- **PROBLEM TO SOLVE**
Output every entry exactly as written, but omit the pictures.

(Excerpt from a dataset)
·····

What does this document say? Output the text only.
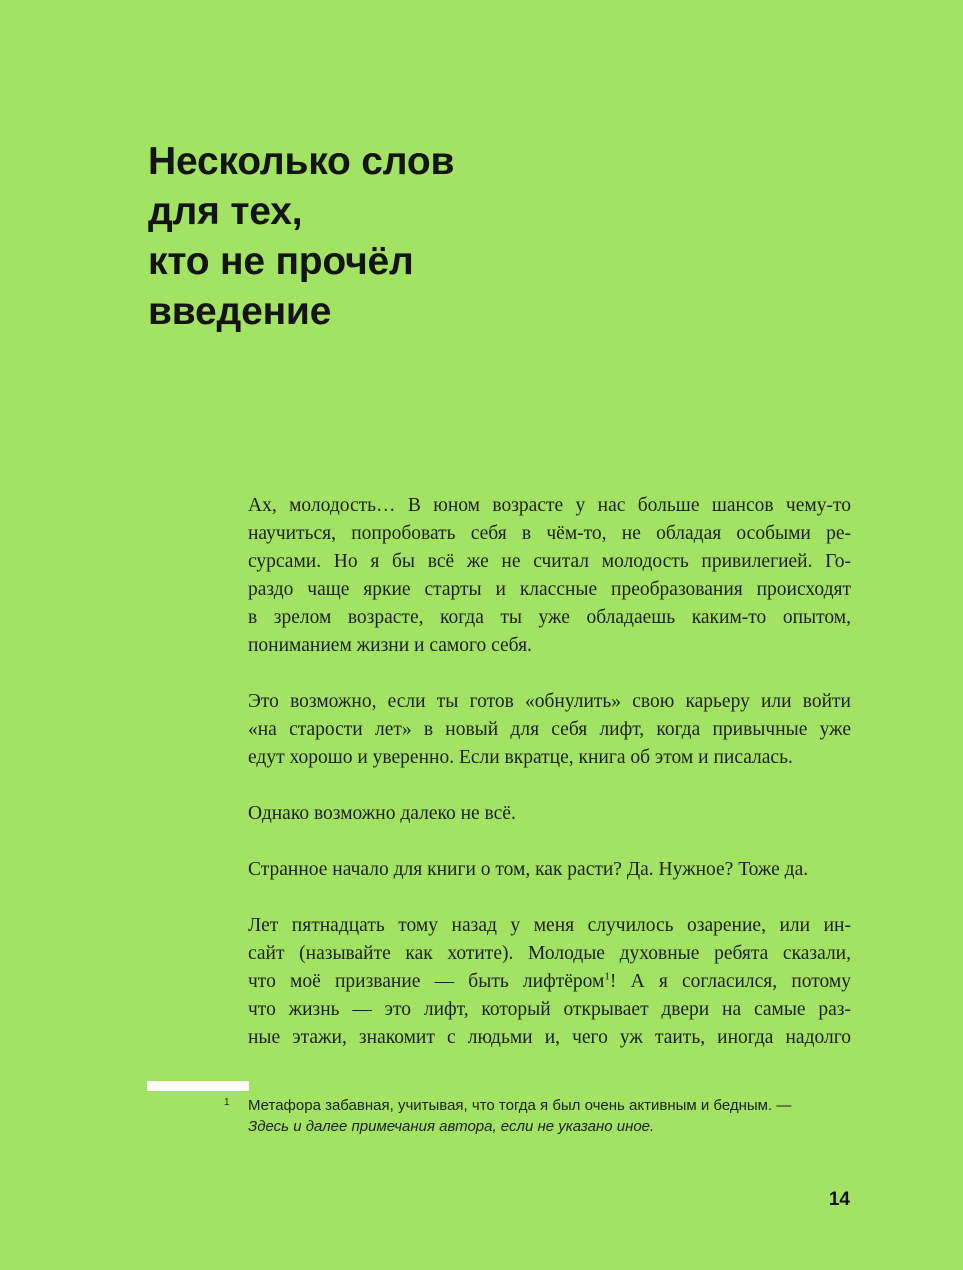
Несколько слов
для тех,
кто не прочёл
введение

Ах, молодость… В юном возрасте у нас больше шансов чему-то
научиться, попробовать себя в чём-то, не обладая особыми ре-
сурсами. Но я бы всё же не считал молодость привилегией. Го-
раздо чаще яркие старты и классные преобразования происходят
в зрелом возрасте, когда ты уже обладаешь каким-то опытом,
пониманием жизни и самого себя.

Это возможно, если ты готов «обнулить» свою карьеру или войти
«на старости лет» в новый для себя лифт, когда привычные уже
едут хорошо и уверенно. Если вкратце, книга об этом и писалась.

Однако возможно далеко не всё.

Странное начало для книги о том, как расти? Да. Нужное? Тоже да.

Лет пятнадцать тому назад у меня случилось озарение, или ин-
сайт (называйте как хотите). Молодые духовные ребята сказали,
что моё призвание — быть лифтёром$^1$! А я согласился, потому
что жизнь — это лифт, который открывает двери на самые раз-
ные этажи, знакомит с людьми и, чего уж таить, иногда надолго

1 Метафора забавная, учитывая, что тогда я был очень активным и бедным. —
Здесь и далее примечания автора, если не указано иное.
14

·····

- **TASK RESPONSE**
What does this document say? Output the text only.
Несколько слов
для тех,
кто не прочёл
введение

Ах, молодость… В юном возрасте у нас больше шансов чему-то
научиться, попробовать себя в чём-то, не обладая особыми ре-
сурсами. Но я бы всё же не считал молодость привилегией. Го-
раздо чаще яркие старты и классные преобразования происходят
в зрелом возрасте, когда ты уже обладаешь каким-то опытом,
пониманием жизни и самого себя.

Это возможно, если ты готов «обнулить» свою карьеру или войти
«на старости лет» в новый для себя лифт, когда привычные уже
едут хорошо и уверенно. Если вкратце, книга об этом и писалась.

Однако возможно далеко не всё.

Странное начало для книги о том, как расти? Да. Нужное? Тоже да.

Лет пятнадцать тому назад у меня случилось озарение, или ин-
сайт (называйте как хотите). Молодые духовные ребята сказали,
что моё призвание — быть лифтёром$^1$! А я согласился, потому
что жизнь — это лифт, который открывает двери на самые раз-
ные этажи, знакомит с людьми и, чего уж таить, иногда надолго

1 Метафора забавная, учитывая, что тогда я был очень активным и бедным. —
Здесь и далее примечания автора, если не указано иное.
14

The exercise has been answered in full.